ТЕКСТ ДОКУМЕНТА:
|< в начало << назад к содержанию вперед >> в конец >|

Святой Грааль и Вальтер Maп

Джеффри был первым, кто ввел Артура в литературный обиход и сделал его столь привлекательной фигурой, однако сразу бросается в глаза, что в его книге нет упоминаний ни о Круглом Столе, ни о Святом Граале. Происхождение Грааля - это та топь, в которой утонули без следа многие ученые репутации. В целом Грааль происходит, как и сам Артур, из туманного прошлого древних легенд, однако только самые отчаянные смельчаки могут утверждать с уверенностью, что та или иная легенда имеет кельтское, или восточное, или какое-либо иное происхождение; эти легенды были позаимствованы, приспособлены и изменены многочисленными авторами рыцарских романов для их нужд и в соответствии с их вкусами. Эта адаптация принимала разнообразные формы, и четыре из них заслуживают особого рассмотрения. Если вы хотели бы прочитать легкий, изящный приключенческий роман, имеющий при этом, однако, некий сокровенный смысл, легко ощущаемый, но трудно определяемый (и до конца не расшифрованный), тогда Cont du Graal («Сказ о Граале») Кретьена как раз для вас; если вы желаете изучить Грааль как пример средневекового мистицизма, тогда Queste del saint Graal («Поиски Святого Грааля»; в этом романе Сэр Персиваль Валлиец уходит в сторону и на первый план выступает Сэр Галахад) -это то, что вам нужно; если вы хотите проследить историю Грааля на фоне великой музыки, вам следует обратиться к Вагнеровскому «Персифалю»; если вам хочется послушать чудесную историю, да еще и отменным образом рассказанную, вам нужно взять в руки поэму Вольфрама. Это поистине захватывающее чтение; поэма позволяет заглянуть в мысли и сердце мирянина XII века, не имевшего формального образования, но умудренного литературной традицией возрождения XII века.

Автор «Поисков», писавший огромные прозаические произведения по-французски в 20-х годах XIII века (или приблизительно в то время), заявлял, что «Поиски» и их продолжение - Mort Artu («Смерть Артура») являются переводами с латинского оригинала, которые хранились в Солсберийском аббатстве (такого, кстати, никогда не существовало); переводы были сделаны «Вальтером Мапом, по просьбе своего господина короля Генриха». Можно быть совершенно уверенным, что таких переводов не существовало; почти с такой же уверенностью можно сказать, что имелись достаточно веские причины приписывать одну из версий о Граале Вальтеру; небольшие псевдоисторические упоминания, обнаруживаемые в рыцарских романах, предназначались для того, чтобы представлять роман как «правдивую» историю, преподнося при этом заведомую выдумку. Включение правдоподобных элементов возбуждало воображение читателей. Подобный прием сродни заявлению Джеффри о том, что его книга якобы представляет собой перевод Бретонской книги, полученной от другого Вальтера, который был, как и Man, архидиаконом в Оксфорде. Вероятно, мы никогда не разгадаем жгучей тайны, окутывающей личность Вальтера Мапа, но мы можем предположить, что Вальтер Maп, помимо того, что он был высокочтимым архидиаконом епархии, которую возглавлял Св. Хью Линкольнский (1186-1200), вращался также в кругах, в которых задумывались и писались куртуазные романы.

ИСХОДНЫЕ ДАННЫЕ:

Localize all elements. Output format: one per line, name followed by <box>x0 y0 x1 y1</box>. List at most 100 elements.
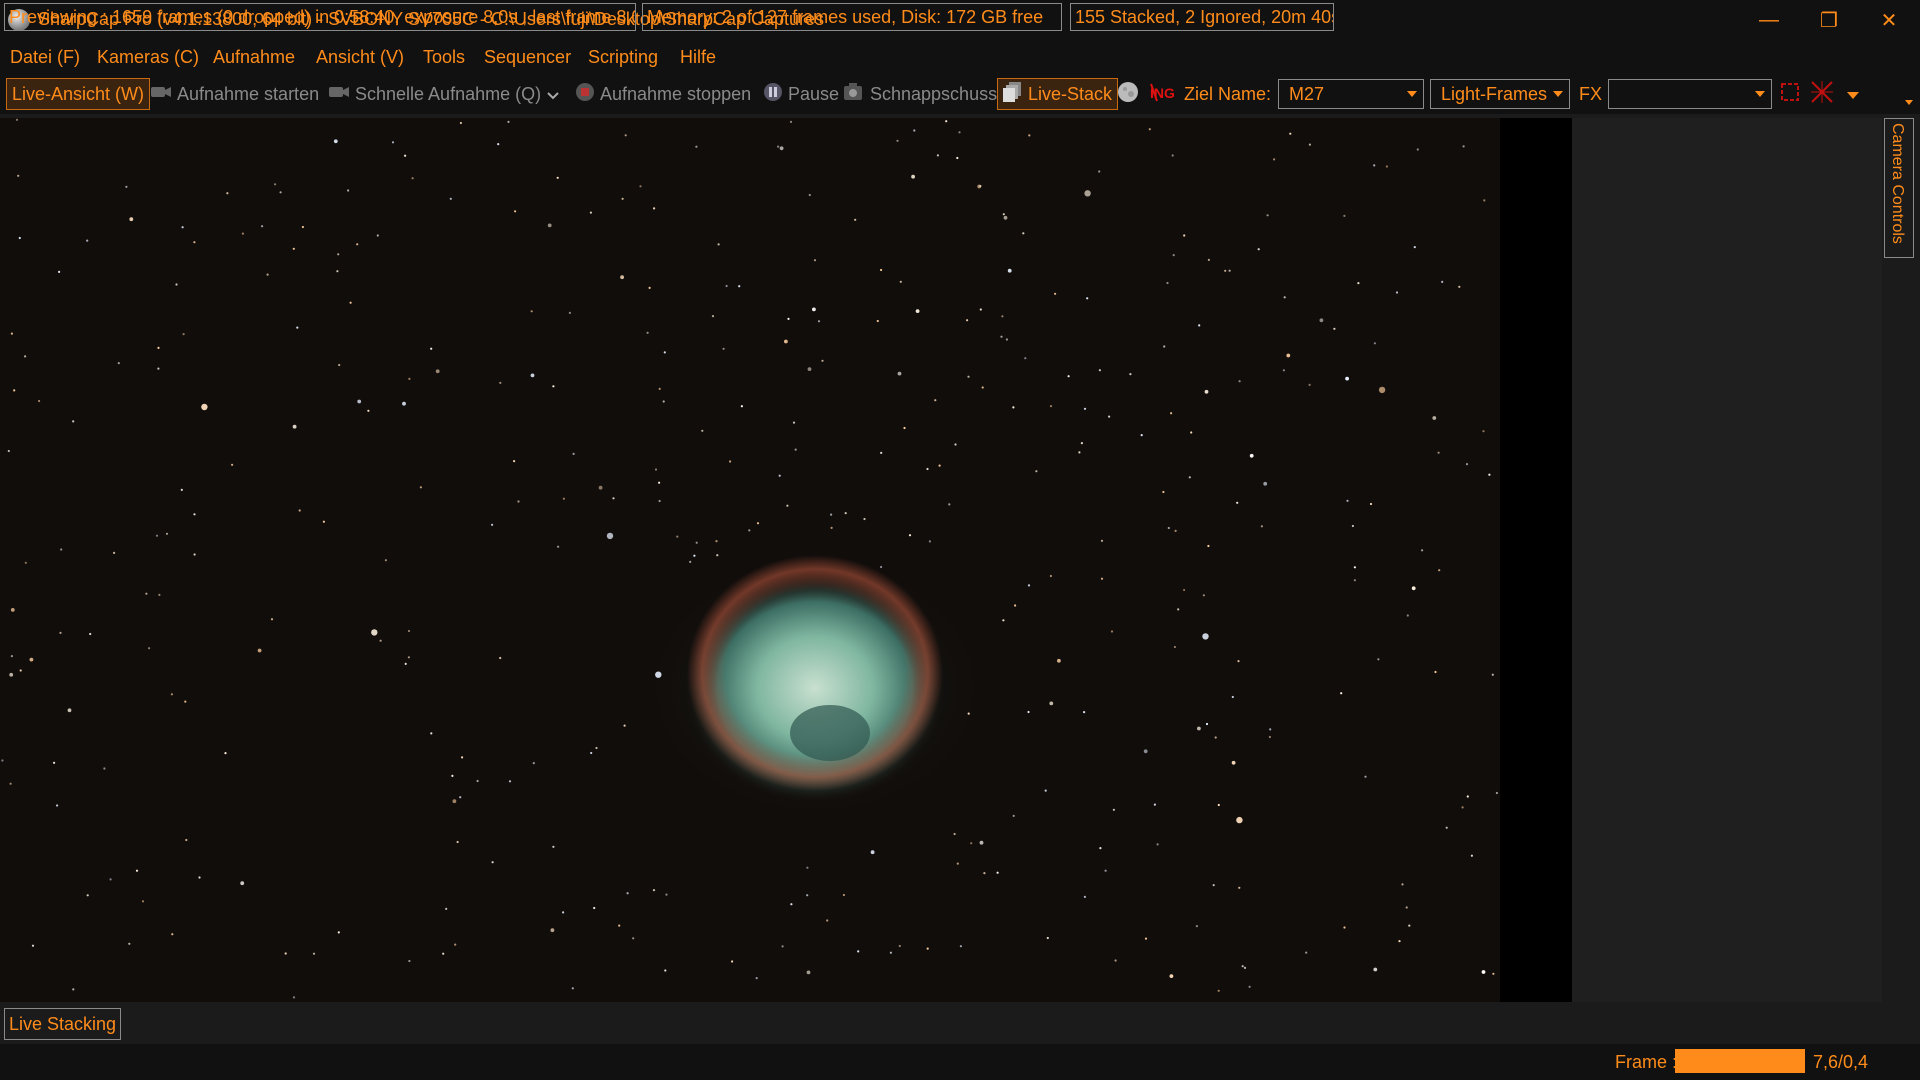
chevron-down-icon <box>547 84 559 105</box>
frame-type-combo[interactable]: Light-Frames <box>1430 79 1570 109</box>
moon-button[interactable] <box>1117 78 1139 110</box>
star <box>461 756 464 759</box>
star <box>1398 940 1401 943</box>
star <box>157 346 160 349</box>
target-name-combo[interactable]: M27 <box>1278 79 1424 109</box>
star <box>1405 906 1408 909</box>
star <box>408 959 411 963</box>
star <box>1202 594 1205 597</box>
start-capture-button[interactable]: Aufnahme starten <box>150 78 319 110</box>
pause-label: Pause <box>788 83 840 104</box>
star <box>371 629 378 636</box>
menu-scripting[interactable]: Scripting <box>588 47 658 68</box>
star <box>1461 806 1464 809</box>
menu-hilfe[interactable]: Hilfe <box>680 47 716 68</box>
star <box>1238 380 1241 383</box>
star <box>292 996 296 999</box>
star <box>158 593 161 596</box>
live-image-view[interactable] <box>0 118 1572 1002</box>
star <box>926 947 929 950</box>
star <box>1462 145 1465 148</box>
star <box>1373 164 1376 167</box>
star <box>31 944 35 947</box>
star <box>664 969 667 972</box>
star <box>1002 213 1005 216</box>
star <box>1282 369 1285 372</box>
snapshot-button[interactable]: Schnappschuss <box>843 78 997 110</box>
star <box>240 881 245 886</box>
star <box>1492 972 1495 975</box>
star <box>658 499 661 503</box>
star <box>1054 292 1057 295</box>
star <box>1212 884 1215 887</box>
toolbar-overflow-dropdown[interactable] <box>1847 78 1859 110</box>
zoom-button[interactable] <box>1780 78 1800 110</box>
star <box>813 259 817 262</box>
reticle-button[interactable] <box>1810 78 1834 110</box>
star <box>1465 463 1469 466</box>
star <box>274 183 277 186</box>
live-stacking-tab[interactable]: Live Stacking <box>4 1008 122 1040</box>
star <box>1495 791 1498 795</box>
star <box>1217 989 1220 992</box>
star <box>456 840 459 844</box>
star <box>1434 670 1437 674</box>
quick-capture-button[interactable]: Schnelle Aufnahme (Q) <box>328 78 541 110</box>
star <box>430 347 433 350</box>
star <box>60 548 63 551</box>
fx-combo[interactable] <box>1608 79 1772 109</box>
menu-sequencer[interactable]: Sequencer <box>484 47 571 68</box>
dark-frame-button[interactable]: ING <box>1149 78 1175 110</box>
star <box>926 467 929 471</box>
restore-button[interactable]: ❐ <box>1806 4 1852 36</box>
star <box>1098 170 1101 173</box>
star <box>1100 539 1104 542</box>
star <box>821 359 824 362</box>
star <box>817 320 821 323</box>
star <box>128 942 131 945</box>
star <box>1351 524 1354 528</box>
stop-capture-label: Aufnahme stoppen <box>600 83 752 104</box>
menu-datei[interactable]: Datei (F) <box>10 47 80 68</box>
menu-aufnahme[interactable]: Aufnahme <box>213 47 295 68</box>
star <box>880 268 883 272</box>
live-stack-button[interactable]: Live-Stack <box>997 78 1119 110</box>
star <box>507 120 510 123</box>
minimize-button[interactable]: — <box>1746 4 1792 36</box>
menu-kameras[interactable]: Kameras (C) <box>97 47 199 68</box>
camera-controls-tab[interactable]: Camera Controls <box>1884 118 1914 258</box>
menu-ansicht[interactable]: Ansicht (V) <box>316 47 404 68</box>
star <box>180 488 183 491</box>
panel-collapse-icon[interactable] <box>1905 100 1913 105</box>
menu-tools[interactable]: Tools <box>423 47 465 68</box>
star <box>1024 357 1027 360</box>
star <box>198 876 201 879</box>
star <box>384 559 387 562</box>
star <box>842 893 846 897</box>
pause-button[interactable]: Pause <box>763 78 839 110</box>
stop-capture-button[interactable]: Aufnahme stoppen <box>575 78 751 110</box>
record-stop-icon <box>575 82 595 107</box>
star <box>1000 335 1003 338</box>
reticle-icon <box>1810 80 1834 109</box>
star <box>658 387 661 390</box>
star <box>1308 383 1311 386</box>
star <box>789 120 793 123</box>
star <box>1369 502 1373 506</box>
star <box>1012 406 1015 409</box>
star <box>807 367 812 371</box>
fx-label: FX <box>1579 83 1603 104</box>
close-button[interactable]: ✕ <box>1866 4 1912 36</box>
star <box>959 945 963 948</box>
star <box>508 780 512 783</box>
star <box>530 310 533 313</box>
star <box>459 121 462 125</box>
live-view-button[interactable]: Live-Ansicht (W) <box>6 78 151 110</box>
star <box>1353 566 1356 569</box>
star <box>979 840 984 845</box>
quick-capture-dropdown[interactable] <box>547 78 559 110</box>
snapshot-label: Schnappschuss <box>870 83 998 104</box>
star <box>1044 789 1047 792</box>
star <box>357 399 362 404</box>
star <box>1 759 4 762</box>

--

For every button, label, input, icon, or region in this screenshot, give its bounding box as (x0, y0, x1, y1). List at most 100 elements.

ВЫПОЛНИТЕ ЗАДАНИЯ:
1. О чем, согласно тексту о Святом Граале, нет упоминаний в книге Джеффри?
2. Перепишите из листинга без изменений строки от той, где есть «Localize all elements.», до той, где есть «star <box>1202 594 1205 597</box>», включая обе. Изображения в ответ не включайте.
Текст и листинг никак не связаны между собой.

ОТВЕТЫ ПО ЗАДАНИЯМ:
1. В ней нет упоминаний ни о Круглом Столе, ни о Святом Граале.

2.
Localize all elements. Output format: one per line, name followed by <box>x0 y0 x1 y1</box>. List at most 100 elements.
chevron-down-icon <box>547 84 559 105</box>
frame-type-combo[interactable]: Light-Frames <box>1430 79 1570 109</box>
moon-button[interactable] <box>1117 78 1139 110</box>
star <box>461 756 464 759</box>
star <box>1398 940 1401 943</box>
star <box>157 346 160 349</box>
target-name-combo[interactable]: M27 <box>1278 79 1424 109</box>
star <box>1405 906 1408 909</box>
star <box>408 959 411 963</box>
star <box>1202 594 1205 597</box>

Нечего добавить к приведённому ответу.